- [Task objective]:
Nothing may be dropped or altered: reproduce all the data.

* begin *

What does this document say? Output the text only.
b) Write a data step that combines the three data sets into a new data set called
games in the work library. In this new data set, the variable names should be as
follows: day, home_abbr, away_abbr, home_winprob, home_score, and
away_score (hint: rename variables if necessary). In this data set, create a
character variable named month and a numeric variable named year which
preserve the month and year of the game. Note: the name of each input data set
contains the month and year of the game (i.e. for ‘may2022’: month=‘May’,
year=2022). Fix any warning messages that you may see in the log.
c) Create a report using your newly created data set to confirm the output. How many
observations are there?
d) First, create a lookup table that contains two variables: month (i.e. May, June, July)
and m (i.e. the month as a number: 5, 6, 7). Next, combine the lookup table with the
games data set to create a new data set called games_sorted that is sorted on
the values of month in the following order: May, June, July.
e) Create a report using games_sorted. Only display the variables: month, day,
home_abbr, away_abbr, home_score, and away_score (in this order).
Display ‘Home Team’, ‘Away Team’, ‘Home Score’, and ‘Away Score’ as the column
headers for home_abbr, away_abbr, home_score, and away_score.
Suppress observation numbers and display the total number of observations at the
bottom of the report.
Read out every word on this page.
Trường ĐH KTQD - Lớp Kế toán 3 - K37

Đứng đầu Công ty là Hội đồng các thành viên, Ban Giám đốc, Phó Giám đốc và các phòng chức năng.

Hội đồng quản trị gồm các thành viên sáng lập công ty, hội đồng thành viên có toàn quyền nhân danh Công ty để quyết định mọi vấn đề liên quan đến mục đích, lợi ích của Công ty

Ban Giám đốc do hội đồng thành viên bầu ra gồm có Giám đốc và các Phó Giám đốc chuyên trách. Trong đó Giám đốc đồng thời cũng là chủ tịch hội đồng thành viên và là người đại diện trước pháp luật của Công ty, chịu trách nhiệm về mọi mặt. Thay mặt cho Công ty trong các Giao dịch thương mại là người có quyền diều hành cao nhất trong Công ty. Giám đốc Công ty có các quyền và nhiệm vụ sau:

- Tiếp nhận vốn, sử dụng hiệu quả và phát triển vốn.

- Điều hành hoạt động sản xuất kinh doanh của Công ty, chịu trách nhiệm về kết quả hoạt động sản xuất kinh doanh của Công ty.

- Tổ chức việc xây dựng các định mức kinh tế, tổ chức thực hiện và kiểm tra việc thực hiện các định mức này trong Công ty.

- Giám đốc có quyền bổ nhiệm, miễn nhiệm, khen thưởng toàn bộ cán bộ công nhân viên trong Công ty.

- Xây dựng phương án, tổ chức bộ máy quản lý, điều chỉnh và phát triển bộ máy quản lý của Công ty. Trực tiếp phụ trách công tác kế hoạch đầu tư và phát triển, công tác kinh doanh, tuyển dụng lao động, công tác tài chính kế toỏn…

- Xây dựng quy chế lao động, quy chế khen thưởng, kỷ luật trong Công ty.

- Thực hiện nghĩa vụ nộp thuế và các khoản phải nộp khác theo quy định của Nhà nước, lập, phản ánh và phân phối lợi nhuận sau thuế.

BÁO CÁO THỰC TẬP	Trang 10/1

* end *

- [Solution below]:
What does this document say? Output the text only.
b) Write a data step that combines the three data sets into a new data set called
games in the work library. In this new data set, the variable names should be as
follows: day, home_abbr, away_abbr, home_winprob, home_score, and
away_score (hint: rename variables if necessary). In this data set, create a
character variable named month and a numeric variable named year which
preserve the month and year of the game. Note: the name of each input data set
contains the month and year of the game (i.e. for ‘may2022’: month=‘May’,
year=2022). Fix any warning messages that you may see in the log.
c) Create a report using your newly created data set to confirm the output. How many
observations are there?
d) First, create a lookup table that contains two variables: month (i.e. May, June, July)
and m (i.e. the month as a number: 5, 6, 7). Next, combine the lookup table with the
games data set to create a new data set called games_sorted that is sorted on
the values of month in the following order: May, June, July.
e) Create a report using games_sorted. Only display the variables: month, day,
home_abbr, away_abbr, home_score, and away_score (in this order).
Display ‘Home Team’, ‘Away Team’, ‘Home Score’, and ‘Away Score’ as the column
headers for home_abbr, away_abbr, home_score, and away_score.
Suppress observation numbers and display the total number of observations at the
bottom of the report.
Read out every word on this page.
Trường ĐH KTQD - Lớp Kế toán 3 - K37

Đứng đầu Công ty là Hội đồng các thành viên, Ban Giám đốc, Phó Giám đốc và các phòng chức năng.

Hội đồng quản trị gồm các thành viên sáng lập công ty, hội đồng thành viên có toàn quyền nhân danh Công ty để quyết định mọi vấn đề liên quan đến mục đích, lợi ích của Công ty

Ban Giám đốc do hội đồng thành viên bầu ra gồm có Giám đốc và các Phó Giám đốc chuyên trách. Trong đó Giám đốc đồng thời cũng là chủ tịch hội đồng thành viên và là người đại diện trước pháp luật của Công ty, chịu trách nhiệm về mọi mặt. Thay mặt cho Công ty trong các Giao dịch thương mại là người có quyền diều hành cao nhất trong Công ty. Giám đốc Công ty có các quyền và nhiệm vụ sau:

- Tiếp nhận vốn, sử dụng hiệu quả và phát triển vốn.

- Điều hành hoạt động sản xuất kinh doanh của Công ty, chịu trách nhiệm về kết quả hoạt động sản xuất kinh doanh của Công ty.

- Tổ chức việc xây dựng các định mức kinh tế, tổ chức thực hiện và kiểm tra việc thực hiện các định mức này trong Công ty.

- Giám đốc có quyền bổ nhiệm, miễn nhiệm, khen thưởng toàn bộ cán bộ công nhân viên trong Công ty.

- Xây dựng phương án, tổ chức bộ máy quản lý, điều chỉnh và phát triển bộ máy quản lý của Công ty. Trực tiếp phụ trách công tác kế hoạch đầu tư và phát triển, công tác kinh doanh, tuyển dụng lao động, công tác tài chính kế toỏn…

- Xây dựng quy chế lao động, quy chế khen thưởng, kỷ luật trong Công ty.

- Thực hiện nghĩa vụ nộp thuế và các khoản phải nộp khác theo quy định của Nhà nước, lập, phản ánh và phân phối lợi nhuận sau thuế.

BÁO CÁO THỰC TẬP	Trang 10/1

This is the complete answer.